The task | Beginning at the line that contains "In the image" and ending after the line that contains "x-axis-title: Sinterleme Süresi(saat)", convert those lines into a JSON list of strings, one string per line, with blank lines omitted.
**** The input ****
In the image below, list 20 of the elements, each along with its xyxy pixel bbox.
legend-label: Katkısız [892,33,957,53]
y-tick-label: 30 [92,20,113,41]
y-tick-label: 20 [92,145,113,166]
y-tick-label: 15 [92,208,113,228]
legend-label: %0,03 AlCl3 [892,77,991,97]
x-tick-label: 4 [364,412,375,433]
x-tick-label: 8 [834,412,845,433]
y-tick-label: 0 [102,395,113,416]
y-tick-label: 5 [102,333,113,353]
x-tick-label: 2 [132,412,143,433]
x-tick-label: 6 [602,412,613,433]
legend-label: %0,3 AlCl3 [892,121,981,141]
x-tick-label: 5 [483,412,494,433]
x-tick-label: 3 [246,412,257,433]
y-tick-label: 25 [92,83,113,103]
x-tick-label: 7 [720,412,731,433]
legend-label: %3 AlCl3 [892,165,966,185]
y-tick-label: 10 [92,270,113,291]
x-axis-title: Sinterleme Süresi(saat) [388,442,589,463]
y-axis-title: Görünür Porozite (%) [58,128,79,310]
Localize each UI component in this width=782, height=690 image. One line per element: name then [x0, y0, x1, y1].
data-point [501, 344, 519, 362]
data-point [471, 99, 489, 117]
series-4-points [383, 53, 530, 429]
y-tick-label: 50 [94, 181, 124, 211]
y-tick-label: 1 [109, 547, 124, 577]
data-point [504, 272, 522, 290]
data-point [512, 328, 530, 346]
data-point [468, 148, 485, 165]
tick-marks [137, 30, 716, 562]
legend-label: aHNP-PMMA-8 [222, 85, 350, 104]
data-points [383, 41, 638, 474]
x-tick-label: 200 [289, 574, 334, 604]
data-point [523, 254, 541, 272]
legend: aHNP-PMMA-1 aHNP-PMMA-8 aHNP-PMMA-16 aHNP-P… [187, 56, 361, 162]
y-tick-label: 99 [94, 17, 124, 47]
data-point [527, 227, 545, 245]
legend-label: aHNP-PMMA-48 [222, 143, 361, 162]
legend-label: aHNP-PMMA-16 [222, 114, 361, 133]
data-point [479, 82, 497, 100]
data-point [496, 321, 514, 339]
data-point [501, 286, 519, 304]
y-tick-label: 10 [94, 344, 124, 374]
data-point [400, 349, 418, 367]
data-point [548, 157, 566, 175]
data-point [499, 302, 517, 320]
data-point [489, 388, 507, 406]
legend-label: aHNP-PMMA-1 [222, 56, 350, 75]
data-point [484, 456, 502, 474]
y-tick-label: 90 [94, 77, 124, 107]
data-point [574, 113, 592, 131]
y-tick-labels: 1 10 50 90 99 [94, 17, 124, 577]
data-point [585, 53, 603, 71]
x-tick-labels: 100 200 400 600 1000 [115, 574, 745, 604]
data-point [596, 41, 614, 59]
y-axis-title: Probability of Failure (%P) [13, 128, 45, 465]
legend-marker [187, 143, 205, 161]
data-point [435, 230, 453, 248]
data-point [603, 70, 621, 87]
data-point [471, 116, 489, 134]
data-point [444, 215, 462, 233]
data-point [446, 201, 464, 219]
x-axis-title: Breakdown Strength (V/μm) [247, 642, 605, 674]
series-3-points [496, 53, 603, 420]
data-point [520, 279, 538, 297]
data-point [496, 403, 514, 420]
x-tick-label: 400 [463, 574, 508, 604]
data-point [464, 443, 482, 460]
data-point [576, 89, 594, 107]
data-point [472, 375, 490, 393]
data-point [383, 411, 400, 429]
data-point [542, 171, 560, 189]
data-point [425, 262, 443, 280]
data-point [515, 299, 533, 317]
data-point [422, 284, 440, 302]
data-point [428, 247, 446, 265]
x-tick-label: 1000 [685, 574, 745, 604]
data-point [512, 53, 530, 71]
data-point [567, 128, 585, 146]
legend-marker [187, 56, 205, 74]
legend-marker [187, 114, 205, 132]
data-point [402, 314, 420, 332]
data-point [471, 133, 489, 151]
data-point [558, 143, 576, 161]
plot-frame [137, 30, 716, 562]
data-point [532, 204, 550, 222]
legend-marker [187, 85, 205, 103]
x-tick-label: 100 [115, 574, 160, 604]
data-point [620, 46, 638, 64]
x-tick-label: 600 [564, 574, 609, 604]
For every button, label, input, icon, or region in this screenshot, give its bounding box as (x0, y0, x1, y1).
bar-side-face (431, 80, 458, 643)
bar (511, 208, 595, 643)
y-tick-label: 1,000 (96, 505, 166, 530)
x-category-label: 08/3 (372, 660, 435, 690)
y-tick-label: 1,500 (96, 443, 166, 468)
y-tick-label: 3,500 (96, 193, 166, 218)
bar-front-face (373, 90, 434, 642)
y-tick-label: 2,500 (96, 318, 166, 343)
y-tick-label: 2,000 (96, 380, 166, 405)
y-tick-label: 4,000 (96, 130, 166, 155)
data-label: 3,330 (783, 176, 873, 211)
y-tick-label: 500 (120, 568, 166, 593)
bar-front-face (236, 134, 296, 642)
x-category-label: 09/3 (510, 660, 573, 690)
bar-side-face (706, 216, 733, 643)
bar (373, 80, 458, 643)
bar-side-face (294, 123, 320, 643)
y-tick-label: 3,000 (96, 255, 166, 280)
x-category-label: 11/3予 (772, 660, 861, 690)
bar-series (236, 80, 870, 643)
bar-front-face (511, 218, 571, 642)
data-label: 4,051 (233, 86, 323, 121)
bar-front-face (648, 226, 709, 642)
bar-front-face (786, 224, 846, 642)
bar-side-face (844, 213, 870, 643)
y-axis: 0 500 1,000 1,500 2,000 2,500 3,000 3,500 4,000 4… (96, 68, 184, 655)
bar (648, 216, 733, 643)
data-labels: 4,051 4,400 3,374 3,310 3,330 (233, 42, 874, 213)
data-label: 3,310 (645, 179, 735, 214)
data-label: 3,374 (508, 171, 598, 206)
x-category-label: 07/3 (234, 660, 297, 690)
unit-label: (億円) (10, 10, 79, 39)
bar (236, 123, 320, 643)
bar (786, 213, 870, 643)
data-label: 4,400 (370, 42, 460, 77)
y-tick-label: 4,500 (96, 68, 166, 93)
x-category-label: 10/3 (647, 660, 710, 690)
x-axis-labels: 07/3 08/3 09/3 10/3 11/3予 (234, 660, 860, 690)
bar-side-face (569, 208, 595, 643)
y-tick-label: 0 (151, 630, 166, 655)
****
**** The input ****
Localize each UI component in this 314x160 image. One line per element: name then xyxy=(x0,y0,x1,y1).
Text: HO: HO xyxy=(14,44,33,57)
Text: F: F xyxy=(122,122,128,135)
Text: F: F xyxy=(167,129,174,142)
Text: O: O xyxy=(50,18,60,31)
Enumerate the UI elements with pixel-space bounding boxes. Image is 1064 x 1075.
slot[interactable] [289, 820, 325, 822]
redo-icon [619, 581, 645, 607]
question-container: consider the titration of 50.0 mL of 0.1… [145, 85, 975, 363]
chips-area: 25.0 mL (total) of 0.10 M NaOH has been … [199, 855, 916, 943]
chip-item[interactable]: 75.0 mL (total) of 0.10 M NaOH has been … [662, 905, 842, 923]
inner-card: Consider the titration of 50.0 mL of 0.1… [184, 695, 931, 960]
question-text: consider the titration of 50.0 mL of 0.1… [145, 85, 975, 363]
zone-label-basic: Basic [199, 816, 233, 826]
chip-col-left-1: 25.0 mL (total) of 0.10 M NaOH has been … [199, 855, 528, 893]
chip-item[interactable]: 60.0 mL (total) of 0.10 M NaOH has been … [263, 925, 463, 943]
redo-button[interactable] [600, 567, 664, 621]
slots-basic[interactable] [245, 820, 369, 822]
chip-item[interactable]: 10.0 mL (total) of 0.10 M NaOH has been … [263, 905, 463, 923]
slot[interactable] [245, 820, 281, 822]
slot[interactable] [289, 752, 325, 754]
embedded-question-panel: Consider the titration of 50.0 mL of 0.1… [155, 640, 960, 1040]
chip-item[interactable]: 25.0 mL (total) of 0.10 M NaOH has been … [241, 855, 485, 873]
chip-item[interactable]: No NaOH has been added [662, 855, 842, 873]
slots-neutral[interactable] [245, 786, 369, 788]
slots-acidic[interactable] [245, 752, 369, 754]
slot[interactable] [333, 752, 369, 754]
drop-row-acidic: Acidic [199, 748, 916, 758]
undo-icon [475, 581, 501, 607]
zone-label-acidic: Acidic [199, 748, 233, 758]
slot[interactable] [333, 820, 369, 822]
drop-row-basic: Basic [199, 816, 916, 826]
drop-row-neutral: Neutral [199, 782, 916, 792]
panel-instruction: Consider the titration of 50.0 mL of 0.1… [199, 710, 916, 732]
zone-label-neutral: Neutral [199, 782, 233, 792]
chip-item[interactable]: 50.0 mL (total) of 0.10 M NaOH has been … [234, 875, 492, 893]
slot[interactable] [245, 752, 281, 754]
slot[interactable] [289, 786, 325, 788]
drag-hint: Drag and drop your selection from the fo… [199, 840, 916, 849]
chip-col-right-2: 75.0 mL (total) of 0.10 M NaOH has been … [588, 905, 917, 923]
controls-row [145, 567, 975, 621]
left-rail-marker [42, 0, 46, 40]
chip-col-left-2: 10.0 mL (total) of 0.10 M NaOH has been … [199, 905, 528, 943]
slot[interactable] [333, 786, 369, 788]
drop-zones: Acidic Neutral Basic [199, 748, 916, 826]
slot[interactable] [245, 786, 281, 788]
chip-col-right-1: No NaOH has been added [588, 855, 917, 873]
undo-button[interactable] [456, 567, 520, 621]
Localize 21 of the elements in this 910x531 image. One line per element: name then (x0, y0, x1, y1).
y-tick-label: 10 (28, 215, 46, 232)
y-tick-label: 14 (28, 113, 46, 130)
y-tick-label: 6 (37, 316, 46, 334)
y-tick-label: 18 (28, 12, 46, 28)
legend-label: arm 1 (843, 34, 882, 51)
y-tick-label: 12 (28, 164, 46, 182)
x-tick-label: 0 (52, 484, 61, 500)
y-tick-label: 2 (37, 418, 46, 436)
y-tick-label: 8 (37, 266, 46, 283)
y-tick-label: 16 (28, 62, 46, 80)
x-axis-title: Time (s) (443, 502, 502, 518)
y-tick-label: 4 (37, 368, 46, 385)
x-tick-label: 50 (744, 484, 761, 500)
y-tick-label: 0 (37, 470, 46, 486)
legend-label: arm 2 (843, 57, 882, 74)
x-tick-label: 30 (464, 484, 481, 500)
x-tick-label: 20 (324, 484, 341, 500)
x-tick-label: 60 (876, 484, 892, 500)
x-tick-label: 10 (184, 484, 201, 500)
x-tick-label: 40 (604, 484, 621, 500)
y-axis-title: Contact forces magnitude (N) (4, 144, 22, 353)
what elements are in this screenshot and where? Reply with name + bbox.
****
**** The input ****
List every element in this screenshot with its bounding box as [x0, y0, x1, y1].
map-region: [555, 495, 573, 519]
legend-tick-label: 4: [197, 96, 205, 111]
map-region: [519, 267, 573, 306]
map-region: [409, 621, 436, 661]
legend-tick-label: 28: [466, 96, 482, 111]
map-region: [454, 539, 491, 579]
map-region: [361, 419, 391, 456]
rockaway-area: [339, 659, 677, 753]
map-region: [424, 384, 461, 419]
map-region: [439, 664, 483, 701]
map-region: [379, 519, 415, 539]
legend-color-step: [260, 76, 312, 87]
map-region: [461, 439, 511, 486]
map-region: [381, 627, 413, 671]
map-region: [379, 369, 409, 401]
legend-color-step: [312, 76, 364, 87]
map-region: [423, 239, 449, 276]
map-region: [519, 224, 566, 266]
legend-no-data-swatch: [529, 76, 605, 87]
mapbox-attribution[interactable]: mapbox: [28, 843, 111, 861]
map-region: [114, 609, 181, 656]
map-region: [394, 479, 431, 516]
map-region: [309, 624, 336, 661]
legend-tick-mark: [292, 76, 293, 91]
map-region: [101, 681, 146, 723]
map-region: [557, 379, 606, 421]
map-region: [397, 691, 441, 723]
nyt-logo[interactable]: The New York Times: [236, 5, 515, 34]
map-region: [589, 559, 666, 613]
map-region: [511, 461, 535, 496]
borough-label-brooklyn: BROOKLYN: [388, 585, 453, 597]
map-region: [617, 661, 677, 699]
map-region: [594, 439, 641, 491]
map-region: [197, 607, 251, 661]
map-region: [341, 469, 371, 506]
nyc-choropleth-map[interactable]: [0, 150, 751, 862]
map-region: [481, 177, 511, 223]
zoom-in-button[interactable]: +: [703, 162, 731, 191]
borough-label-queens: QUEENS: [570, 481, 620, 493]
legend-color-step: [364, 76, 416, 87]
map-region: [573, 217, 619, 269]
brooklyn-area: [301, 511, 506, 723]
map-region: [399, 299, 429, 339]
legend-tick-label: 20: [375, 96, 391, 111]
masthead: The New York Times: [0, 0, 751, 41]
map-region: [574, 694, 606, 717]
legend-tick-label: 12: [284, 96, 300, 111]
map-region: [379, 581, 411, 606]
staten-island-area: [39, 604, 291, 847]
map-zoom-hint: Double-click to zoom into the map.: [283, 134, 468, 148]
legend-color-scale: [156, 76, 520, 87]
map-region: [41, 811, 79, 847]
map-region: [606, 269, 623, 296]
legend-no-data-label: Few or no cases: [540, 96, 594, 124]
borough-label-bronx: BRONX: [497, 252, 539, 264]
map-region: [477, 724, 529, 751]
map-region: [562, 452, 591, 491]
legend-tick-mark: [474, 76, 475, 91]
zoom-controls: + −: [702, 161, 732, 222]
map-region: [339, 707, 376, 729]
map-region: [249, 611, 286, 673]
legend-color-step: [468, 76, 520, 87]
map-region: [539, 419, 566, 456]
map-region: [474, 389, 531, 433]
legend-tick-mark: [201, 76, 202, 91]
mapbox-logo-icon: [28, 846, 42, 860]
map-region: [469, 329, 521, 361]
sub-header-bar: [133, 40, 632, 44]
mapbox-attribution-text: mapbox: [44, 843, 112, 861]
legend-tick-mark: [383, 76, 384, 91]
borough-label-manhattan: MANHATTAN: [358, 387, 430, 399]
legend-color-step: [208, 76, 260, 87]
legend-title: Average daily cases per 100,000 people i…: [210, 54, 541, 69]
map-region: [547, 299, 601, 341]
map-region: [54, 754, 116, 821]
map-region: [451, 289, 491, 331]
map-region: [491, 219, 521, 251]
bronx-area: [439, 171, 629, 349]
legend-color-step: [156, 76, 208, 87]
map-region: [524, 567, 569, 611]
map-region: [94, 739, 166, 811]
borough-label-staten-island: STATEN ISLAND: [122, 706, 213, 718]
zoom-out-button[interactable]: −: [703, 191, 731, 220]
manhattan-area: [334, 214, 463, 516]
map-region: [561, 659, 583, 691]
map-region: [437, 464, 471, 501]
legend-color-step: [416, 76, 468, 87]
****
Solution to the problem |
[
  "In the image below, list 20 of the elements, each along with its xyxy pixel bbox.",
  "legend-label: Katkısız [892,33,957,53]",
  "y-tick-label: 30 [92,20,113,41]",
  "y-tick-label: 20 [92,145,113,166]",
  "y-tick-label: 15 [92,208,113,228]",
  "legend-label: %0,03 AlCl3 [892,77,991,97]",
  "x-tick-label: 4 [364,412,375,433]",
  "x-tick-label: 8 [834,412,845,433]",
  "y-tick-label: 0 [102,395,113,416]",
  "y-tick-label: 5 [102,333,113,353]",
  "x-tick-label: 2 [132,412,143,433]",
  "x-tick-label: 6 [602,412,613,433]",
  "legend-label: %0,3 AlCl3 [892,121,981,141]",
  "x-tick-label: 5 [483,412,494,433]",
  "x-tick-label: 3 [246,412,257,433]",
  "y-tick-label: 25 [92,83,113,103]",
  "x-tick-label: 7 [720,412,731,433]",
  "legend-label: %3 AlCl3 [892,165,966,185]",
  "y-tick-label: 10 [92,270,113,291]",
  "x-axis-title: Sinterleme Süresi(saat) [388,442,589,463]"
]